▽

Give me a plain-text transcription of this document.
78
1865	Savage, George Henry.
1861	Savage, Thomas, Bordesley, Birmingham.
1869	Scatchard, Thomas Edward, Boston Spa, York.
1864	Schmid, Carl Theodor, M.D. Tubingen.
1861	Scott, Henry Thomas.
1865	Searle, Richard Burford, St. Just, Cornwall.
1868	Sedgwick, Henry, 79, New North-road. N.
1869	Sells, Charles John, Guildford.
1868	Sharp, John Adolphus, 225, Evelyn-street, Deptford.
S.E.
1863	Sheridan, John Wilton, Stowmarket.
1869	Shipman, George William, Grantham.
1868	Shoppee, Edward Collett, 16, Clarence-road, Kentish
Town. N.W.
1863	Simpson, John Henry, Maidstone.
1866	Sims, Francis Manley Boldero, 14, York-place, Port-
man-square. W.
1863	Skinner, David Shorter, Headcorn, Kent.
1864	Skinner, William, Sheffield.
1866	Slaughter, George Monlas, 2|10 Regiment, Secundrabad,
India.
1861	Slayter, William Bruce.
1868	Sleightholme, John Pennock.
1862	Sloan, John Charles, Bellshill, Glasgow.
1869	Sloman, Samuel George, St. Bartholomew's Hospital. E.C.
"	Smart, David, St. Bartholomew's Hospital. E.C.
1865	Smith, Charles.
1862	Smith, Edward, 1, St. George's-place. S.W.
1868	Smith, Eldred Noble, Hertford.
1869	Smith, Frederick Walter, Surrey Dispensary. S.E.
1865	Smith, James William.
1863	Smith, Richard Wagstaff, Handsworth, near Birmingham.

△

- Work required -
The whole listing above needs to be written out again exactly.

- Answer to the task -
Give me a plain-text transcription of this document.
78
1865	Savage, George Henry.
1861	Savage, Thomas, Bordesley, Birmingham.
1869	Scatchard, Thomas Edward, Boston Spa, York.
1864	Schmid, Carl Theodor, M.D. Tubingen.
1861	Scott, Henry Thomas.
1865	Searle, Richard Burford, St. Just, Cornwall.
1868	Sedgwick, Henry, 79, New North-road. N.
1869	Sells, Charles John, Guildford.
1868	Sharp, John Adolphus, 225, Evelyn-street, Deptford.
S.E.
1863	Sheridan, John Wilton, Stowmarket.
1869	Shipman, George William, Grantham.
1868	Shoppee, Edward Collett, 16, Clarence-road, Kentish
Town. N.W.
1863	Simpson, John Henry, Maidstone.
1866	Sims, Francis Manley Boldero, 14, York-place, Port-
man-square. W.
1863	Skinner, David Shorter, Headcorn, Kent.
1864	Skinner, William, Sheffield.
1866	Slaughter, George Monlas, 2|10 Regiment, Secundrabad,
India.
1861	Slayter, William Bruce.
1868	Sleightholme, John Pennock.
1862	Sloan, John Charles, Bellshill, Glasgow.
1869	Sloman, Samuel George, St. Bartholomew's Hospital. E.C.
"	Smart, David, St. Bartholomew's Hospital. E.C.
1865	Smith, Charles.
1862	Smith, Edward, 1, St. George's-place. S.W.
1868	Smith, Eldred Noble, Hertford.
1869	Smith, Frederick Walter, Surrey Dispensary. S.E.
1865	Smith, James William.
1863	Smith, Richard Wagstaff, Handsworth, near Birmingham.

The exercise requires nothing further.